— Start Data supplied —
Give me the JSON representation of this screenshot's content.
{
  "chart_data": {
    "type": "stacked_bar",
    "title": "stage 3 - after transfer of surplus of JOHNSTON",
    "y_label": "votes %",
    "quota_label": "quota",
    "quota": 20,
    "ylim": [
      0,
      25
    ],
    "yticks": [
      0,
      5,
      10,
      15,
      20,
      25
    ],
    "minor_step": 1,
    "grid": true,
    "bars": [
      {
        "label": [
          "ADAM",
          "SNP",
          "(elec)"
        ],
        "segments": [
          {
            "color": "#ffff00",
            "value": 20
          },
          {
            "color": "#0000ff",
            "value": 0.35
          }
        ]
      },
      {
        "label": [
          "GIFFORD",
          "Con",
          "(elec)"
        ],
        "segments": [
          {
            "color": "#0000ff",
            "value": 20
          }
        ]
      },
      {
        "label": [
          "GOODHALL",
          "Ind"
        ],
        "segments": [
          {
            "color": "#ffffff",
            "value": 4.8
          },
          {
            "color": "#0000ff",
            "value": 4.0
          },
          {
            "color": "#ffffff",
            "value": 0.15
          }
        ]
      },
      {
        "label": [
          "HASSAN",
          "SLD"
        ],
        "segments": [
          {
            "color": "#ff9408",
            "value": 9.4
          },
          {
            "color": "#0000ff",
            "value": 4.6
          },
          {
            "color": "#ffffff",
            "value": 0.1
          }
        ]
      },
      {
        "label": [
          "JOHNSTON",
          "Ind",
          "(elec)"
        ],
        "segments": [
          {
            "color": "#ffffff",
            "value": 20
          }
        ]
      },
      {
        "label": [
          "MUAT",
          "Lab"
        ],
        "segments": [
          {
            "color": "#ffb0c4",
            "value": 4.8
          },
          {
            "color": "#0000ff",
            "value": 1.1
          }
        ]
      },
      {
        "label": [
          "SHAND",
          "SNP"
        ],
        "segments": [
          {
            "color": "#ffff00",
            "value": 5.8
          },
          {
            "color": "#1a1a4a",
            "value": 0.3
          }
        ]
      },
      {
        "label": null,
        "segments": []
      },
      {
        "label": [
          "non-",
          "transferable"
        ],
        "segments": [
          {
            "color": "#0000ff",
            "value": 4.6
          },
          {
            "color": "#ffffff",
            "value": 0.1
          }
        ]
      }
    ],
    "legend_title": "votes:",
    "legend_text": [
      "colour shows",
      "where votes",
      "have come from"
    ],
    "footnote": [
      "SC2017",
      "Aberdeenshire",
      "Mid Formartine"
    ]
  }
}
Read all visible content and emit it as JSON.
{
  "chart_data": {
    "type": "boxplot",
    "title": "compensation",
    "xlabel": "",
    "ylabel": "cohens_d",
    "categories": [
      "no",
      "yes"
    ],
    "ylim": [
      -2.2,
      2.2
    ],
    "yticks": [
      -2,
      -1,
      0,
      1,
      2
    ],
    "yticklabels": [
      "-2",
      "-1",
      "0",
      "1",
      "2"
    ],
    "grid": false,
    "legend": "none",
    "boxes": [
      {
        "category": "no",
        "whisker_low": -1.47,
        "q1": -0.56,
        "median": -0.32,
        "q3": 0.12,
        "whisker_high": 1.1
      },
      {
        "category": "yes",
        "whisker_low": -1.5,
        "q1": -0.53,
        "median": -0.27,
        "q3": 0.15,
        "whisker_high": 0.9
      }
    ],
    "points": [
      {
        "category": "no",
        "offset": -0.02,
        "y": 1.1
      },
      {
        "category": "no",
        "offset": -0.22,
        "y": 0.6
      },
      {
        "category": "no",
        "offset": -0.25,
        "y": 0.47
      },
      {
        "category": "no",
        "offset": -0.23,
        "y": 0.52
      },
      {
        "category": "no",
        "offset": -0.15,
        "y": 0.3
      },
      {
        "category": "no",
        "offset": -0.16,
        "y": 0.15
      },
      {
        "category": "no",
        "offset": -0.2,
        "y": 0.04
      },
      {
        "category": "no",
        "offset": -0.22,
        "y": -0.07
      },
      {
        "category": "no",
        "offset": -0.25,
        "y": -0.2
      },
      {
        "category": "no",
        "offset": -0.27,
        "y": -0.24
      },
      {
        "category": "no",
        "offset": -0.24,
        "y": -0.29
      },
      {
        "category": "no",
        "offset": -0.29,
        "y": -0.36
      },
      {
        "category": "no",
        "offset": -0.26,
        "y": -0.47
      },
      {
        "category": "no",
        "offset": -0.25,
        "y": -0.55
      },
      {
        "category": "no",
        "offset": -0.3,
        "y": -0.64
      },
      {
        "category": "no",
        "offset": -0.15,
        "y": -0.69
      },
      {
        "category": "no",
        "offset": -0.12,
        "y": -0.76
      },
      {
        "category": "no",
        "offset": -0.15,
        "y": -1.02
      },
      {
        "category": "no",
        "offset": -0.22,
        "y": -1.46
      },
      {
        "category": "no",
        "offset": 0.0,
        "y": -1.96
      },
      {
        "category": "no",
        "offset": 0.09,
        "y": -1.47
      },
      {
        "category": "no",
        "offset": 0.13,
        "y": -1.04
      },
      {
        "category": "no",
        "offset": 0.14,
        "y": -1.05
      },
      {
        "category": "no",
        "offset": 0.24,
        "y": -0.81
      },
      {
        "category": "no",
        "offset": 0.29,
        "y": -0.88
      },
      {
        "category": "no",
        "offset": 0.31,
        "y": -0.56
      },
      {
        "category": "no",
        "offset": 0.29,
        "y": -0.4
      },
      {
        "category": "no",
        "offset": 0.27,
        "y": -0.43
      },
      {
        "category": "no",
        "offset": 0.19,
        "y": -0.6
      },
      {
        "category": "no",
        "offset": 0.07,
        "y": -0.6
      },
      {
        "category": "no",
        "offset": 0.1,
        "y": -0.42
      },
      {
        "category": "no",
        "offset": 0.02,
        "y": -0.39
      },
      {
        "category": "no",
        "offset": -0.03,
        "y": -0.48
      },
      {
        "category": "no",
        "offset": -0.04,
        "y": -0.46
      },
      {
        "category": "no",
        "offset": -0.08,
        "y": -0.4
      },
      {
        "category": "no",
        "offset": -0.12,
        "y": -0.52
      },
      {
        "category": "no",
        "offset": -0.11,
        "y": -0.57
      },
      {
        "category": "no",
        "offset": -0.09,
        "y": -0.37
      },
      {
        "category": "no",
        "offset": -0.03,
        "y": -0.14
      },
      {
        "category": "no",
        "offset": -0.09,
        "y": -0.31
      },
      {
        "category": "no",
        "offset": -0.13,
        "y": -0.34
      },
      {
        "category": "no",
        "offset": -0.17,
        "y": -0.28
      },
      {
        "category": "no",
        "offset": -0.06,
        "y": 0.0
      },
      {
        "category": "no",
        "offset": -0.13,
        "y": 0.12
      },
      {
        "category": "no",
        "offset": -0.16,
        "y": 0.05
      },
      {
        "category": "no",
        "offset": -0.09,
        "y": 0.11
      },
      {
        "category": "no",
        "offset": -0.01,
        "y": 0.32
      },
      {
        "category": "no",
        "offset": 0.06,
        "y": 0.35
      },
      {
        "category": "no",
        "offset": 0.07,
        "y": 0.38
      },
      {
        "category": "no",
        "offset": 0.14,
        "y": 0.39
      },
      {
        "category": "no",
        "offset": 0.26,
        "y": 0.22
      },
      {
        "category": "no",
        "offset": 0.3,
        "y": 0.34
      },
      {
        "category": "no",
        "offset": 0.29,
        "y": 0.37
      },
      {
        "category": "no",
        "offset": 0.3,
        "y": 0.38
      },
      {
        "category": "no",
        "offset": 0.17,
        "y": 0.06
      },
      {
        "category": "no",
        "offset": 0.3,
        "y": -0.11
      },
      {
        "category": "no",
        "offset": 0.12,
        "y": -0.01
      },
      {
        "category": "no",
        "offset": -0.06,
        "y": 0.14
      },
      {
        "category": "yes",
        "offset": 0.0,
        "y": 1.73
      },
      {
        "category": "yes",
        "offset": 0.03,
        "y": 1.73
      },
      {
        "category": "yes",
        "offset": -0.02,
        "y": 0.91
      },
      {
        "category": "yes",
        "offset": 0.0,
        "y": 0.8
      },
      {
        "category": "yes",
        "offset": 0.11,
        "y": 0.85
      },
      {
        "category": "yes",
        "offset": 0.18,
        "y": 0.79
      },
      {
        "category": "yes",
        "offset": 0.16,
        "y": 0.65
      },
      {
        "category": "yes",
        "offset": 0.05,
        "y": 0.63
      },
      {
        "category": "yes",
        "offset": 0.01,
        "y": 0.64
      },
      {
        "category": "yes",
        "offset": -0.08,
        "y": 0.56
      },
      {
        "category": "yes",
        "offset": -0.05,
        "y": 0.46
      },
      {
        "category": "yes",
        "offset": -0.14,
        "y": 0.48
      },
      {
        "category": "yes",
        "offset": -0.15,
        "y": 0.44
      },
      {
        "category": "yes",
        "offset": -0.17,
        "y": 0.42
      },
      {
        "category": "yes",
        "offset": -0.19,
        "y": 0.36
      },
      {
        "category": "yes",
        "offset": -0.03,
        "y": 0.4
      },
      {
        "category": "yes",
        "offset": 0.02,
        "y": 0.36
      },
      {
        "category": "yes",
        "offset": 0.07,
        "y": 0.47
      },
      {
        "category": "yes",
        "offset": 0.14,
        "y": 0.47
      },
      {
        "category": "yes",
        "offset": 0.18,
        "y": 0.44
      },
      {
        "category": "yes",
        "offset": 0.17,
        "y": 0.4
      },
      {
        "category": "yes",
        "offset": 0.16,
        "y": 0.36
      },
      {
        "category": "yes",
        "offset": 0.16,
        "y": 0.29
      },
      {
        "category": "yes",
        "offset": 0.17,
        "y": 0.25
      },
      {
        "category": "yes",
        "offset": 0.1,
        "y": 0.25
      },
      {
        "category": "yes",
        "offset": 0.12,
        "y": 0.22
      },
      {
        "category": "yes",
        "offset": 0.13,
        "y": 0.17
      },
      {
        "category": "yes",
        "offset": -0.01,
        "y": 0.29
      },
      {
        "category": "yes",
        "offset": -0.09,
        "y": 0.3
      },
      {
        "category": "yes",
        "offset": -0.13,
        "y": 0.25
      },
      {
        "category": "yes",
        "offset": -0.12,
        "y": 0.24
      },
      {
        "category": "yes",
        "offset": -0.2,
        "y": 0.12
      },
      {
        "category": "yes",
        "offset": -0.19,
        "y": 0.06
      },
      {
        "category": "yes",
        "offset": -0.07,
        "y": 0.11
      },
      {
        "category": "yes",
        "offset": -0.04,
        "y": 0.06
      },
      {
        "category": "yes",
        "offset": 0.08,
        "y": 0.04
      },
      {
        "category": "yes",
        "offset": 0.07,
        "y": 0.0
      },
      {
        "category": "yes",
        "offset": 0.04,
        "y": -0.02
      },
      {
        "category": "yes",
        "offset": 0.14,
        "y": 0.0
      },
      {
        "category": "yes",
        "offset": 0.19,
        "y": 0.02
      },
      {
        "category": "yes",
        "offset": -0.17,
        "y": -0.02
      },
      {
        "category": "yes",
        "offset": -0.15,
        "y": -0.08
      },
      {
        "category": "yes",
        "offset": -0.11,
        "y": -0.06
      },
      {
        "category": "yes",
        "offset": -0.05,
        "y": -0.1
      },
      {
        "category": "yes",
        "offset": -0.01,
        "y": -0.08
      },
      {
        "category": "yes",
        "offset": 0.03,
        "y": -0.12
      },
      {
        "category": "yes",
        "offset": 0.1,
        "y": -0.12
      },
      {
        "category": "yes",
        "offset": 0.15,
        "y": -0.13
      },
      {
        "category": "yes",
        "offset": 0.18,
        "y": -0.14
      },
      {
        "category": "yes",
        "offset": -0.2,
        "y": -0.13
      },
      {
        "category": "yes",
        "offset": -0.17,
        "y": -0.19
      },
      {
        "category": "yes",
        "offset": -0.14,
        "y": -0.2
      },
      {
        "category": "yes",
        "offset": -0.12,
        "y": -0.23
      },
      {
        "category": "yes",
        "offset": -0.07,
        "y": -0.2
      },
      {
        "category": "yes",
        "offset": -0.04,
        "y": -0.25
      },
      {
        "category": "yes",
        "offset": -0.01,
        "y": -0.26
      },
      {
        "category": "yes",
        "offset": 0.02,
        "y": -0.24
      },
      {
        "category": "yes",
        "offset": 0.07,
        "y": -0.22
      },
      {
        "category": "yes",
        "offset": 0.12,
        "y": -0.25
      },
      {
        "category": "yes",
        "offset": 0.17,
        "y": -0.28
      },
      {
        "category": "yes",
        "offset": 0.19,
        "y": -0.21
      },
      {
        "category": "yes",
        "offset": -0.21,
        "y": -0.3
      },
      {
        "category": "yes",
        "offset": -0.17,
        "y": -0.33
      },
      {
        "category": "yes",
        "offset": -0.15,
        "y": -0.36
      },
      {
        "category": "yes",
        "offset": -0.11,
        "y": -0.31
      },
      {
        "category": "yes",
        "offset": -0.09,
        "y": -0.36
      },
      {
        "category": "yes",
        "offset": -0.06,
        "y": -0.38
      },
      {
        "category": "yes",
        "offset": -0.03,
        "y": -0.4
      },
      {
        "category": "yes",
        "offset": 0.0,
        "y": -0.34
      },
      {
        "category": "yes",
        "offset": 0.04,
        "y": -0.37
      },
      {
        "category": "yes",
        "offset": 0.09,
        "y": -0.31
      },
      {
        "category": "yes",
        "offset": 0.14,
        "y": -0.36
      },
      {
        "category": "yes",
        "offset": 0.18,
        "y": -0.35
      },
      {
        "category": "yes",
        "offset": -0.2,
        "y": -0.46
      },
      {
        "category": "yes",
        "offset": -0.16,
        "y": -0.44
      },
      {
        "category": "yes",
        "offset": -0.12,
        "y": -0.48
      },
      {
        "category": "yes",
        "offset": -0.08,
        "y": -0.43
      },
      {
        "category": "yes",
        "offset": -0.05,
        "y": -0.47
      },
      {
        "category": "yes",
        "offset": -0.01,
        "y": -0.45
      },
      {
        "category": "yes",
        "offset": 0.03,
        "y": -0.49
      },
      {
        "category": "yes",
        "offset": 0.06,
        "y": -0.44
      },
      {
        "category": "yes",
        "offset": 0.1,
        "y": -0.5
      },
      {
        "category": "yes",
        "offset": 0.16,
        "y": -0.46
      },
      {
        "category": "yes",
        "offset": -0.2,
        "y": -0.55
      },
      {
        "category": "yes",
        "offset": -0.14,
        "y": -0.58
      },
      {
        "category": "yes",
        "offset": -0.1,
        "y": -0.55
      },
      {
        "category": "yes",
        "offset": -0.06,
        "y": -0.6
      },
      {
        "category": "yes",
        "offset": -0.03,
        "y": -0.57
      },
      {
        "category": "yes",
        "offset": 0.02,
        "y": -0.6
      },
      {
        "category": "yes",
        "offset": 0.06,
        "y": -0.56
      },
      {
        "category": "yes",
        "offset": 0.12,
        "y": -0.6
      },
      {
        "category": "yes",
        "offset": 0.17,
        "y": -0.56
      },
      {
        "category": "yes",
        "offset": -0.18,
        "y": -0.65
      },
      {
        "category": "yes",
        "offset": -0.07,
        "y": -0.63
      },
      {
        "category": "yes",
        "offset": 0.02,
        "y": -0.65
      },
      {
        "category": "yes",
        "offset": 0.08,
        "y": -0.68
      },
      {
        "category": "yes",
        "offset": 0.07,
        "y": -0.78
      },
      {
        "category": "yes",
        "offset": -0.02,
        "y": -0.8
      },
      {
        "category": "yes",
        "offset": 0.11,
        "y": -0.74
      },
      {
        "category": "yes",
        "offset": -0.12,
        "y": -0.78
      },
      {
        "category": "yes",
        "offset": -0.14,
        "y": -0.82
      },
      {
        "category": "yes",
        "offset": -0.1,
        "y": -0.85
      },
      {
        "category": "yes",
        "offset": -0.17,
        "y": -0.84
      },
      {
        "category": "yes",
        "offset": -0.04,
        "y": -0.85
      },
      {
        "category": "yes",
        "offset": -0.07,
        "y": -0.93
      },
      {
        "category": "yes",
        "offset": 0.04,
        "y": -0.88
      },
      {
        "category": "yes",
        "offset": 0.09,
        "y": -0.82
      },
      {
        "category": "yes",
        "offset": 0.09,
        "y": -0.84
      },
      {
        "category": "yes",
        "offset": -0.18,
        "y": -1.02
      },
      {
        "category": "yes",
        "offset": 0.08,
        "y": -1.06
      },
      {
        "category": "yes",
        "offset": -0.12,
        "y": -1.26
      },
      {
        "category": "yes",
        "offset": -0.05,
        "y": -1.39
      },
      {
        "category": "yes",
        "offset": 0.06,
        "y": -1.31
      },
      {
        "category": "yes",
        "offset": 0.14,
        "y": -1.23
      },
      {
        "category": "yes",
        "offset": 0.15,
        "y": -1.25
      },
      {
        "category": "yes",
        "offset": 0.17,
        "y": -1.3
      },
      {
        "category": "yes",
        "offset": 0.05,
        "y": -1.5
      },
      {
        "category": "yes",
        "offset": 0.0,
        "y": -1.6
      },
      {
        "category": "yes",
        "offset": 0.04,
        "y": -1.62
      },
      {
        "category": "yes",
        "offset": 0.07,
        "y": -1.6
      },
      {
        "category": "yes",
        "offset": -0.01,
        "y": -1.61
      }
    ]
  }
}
— End Data supplied —
Prompt:
Search the data for the word "JOHNSTON" and copy each line where it appears.

Solved exercise:
    "title": "stage 3 - after transfer of surplus of JOHNSTON",
          "JOHNSTON",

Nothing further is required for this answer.